------ Source data

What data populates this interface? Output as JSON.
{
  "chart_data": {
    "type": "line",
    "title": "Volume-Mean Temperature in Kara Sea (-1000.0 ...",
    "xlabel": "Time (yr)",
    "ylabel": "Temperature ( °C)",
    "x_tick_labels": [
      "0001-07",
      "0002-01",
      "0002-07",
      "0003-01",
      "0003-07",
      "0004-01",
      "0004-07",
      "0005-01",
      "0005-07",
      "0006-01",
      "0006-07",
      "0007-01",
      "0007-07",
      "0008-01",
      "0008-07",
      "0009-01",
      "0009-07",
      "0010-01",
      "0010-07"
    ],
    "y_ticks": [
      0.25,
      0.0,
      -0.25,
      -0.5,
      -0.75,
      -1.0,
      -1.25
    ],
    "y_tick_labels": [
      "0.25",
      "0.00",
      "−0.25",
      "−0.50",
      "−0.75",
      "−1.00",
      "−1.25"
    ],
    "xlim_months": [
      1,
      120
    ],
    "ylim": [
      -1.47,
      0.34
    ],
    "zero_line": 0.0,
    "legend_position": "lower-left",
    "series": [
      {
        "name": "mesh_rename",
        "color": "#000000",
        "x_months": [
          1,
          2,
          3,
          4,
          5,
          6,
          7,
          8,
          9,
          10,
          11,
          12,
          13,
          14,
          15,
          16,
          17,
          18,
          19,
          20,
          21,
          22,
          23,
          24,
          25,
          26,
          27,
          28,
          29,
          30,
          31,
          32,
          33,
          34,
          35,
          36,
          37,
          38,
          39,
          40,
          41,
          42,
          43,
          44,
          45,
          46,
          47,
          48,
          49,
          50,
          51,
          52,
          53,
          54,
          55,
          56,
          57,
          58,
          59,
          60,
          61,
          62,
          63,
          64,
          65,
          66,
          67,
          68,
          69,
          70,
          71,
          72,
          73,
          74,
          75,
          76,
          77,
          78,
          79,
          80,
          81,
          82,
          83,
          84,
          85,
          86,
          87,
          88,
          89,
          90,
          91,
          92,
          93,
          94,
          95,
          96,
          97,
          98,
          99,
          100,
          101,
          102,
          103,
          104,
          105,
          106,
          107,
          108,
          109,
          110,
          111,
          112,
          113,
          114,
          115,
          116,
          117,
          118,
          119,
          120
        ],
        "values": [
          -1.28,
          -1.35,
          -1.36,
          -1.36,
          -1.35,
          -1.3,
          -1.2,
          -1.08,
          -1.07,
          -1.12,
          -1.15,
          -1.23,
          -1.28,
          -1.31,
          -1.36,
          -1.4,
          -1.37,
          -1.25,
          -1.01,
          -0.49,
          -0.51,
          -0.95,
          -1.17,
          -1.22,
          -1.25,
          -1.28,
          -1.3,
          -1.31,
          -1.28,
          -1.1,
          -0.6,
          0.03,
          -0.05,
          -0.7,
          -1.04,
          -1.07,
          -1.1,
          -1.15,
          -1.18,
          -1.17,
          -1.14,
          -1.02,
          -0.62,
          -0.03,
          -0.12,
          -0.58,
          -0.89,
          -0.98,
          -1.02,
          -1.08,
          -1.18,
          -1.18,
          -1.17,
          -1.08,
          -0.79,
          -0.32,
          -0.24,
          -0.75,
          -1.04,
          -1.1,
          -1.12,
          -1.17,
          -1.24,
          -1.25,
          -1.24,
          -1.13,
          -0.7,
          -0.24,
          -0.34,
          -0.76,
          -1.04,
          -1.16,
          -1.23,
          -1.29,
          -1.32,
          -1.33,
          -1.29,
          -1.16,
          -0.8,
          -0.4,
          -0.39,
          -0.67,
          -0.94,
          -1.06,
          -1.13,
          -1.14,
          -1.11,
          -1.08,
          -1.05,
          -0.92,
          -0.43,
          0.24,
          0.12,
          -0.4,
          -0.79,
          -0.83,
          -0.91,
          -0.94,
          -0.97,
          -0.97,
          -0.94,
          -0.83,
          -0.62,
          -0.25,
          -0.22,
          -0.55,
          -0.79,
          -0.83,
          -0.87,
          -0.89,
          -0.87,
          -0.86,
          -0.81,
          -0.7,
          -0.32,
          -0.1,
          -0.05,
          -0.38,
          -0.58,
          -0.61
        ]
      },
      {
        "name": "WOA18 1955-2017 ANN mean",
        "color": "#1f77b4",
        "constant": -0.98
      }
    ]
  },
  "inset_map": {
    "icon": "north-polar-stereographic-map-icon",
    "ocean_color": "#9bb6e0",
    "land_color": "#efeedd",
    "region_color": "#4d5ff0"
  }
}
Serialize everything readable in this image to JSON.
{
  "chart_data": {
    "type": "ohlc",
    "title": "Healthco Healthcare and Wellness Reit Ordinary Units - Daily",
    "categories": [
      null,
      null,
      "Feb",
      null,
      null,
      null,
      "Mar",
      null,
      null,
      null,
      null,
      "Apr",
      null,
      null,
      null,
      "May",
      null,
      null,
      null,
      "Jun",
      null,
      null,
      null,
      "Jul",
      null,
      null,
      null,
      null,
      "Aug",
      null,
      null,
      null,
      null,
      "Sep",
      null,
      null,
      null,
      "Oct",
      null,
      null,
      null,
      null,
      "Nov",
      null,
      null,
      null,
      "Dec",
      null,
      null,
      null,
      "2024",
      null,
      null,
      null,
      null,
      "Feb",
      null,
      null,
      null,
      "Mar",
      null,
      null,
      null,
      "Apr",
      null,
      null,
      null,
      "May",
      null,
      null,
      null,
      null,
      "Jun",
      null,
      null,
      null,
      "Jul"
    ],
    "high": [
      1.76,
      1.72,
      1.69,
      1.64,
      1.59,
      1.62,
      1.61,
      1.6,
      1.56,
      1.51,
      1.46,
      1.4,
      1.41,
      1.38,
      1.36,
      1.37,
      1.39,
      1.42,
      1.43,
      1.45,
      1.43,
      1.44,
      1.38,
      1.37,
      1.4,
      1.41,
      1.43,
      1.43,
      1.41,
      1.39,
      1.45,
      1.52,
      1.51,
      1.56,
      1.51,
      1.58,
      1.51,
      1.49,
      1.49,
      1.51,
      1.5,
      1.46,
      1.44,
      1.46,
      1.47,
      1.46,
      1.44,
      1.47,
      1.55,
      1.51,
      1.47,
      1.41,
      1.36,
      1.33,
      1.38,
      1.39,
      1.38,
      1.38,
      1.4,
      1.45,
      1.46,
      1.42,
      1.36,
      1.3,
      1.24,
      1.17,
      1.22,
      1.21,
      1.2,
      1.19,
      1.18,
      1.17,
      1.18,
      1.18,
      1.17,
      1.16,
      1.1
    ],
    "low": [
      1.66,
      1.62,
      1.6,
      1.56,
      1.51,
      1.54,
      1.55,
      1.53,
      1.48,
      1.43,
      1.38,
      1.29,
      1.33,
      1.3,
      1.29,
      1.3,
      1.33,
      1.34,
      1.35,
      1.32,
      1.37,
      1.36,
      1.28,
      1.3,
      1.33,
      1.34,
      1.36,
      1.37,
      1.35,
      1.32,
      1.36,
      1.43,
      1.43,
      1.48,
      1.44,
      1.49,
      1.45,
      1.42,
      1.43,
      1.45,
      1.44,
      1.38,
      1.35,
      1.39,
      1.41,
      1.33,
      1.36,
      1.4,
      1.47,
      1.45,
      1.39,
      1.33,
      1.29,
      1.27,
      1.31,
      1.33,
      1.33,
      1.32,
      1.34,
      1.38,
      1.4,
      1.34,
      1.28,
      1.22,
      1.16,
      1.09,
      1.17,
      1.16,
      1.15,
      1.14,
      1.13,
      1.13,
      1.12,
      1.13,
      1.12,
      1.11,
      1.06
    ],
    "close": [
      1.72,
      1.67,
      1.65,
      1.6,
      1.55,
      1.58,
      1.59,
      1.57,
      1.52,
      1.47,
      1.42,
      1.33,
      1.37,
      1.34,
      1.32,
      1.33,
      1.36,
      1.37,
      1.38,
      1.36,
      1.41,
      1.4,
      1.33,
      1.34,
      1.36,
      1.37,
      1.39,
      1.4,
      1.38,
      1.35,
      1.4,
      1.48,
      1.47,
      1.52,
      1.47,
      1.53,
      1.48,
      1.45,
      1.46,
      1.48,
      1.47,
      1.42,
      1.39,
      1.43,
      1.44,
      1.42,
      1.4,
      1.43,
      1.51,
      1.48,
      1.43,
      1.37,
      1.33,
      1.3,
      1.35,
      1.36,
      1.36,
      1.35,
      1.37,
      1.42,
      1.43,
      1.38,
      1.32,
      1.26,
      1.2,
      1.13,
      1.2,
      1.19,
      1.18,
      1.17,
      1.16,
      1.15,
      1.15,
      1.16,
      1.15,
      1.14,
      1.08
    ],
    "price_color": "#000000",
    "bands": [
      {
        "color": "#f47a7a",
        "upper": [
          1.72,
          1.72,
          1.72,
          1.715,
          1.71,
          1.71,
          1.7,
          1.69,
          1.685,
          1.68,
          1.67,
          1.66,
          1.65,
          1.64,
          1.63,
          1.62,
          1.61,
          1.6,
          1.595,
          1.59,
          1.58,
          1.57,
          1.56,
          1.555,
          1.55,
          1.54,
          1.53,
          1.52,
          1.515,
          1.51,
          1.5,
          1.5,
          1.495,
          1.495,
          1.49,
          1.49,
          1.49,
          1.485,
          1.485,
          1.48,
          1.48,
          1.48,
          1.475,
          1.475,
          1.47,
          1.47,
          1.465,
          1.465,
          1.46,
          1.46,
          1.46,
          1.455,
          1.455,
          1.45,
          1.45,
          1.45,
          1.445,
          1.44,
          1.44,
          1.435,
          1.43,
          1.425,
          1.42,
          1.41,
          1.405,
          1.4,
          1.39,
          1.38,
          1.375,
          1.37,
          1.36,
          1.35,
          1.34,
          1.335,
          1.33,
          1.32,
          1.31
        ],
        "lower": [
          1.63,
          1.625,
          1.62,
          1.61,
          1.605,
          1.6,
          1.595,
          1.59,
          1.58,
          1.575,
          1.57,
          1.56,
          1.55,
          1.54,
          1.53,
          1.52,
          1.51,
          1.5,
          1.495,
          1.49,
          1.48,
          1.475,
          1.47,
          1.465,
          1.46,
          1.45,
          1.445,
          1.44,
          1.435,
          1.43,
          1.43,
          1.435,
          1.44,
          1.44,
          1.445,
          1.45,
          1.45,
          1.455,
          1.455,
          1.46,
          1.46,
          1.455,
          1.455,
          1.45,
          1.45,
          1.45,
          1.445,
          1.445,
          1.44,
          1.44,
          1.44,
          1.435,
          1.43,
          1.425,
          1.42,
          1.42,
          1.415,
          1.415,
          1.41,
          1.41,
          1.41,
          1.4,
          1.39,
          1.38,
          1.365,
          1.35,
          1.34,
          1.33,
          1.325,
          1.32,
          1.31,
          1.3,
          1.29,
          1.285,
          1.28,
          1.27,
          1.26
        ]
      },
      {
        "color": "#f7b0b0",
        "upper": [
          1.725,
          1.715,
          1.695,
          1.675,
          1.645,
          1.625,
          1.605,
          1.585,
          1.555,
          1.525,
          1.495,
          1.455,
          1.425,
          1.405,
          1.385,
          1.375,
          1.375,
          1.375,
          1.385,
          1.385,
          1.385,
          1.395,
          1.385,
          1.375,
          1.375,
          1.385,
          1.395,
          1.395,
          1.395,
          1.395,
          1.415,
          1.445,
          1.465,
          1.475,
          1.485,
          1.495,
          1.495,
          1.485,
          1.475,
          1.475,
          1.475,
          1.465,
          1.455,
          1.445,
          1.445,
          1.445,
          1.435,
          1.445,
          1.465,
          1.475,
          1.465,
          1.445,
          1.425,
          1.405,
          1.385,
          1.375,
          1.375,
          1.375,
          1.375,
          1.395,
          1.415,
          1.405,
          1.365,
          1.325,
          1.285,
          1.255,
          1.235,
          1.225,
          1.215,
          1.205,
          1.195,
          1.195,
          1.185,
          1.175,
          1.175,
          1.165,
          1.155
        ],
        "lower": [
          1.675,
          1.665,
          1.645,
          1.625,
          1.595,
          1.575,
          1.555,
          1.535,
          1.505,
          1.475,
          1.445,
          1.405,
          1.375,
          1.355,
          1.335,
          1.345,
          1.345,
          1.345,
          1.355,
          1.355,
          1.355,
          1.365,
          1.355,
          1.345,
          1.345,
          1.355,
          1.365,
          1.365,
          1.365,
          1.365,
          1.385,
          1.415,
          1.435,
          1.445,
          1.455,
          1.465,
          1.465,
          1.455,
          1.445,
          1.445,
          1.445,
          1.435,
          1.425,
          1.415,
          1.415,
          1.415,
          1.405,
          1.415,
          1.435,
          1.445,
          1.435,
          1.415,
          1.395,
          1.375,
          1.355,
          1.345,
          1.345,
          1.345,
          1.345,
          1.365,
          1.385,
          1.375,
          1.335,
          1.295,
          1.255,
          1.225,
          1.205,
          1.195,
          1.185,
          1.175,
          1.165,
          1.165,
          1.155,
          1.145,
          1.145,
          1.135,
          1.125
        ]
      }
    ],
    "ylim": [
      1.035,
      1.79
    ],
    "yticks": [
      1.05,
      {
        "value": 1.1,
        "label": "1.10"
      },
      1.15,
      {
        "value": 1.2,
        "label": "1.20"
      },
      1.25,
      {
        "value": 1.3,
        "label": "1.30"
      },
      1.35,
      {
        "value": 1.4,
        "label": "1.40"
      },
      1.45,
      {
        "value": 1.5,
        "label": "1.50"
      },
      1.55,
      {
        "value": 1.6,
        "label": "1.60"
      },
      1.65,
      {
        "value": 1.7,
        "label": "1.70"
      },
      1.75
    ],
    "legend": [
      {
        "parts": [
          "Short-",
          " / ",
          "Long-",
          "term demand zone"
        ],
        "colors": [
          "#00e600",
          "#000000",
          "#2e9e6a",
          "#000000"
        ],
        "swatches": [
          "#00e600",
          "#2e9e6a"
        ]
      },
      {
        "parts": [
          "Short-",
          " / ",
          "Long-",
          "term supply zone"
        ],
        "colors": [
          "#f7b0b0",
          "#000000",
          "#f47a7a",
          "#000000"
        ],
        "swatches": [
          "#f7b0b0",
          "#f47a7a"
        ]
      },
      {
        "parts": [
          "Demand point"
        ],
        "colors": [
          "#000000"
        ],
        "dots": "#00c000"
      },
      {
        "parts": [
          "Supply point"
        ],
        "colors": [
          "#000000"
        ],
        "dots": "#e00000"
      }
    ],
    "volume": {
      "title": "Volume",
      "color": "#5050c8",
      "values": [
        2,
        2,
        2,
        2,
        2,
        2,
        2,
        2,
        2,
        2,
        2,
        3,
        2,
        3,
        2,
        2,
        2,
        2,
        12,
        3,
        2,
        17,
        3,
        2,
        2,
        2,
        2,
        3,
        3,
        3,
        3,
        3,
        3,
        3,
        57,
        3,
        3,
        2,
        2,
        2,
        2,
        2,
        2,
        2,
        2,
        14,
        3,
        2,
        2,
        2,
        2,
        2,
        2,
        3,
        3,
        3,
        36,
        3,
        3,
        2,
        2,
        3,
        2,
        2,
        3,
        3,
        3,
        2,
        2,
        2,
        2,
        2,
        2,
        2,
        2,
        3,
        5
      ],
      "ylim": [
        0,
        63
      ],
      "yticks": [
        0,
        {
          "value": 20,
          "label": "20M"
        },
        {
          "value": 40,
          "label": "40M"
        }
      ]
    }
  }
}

------------

* **Written task**: State only the count of lines above that hold the string "this".

* **The output**: 2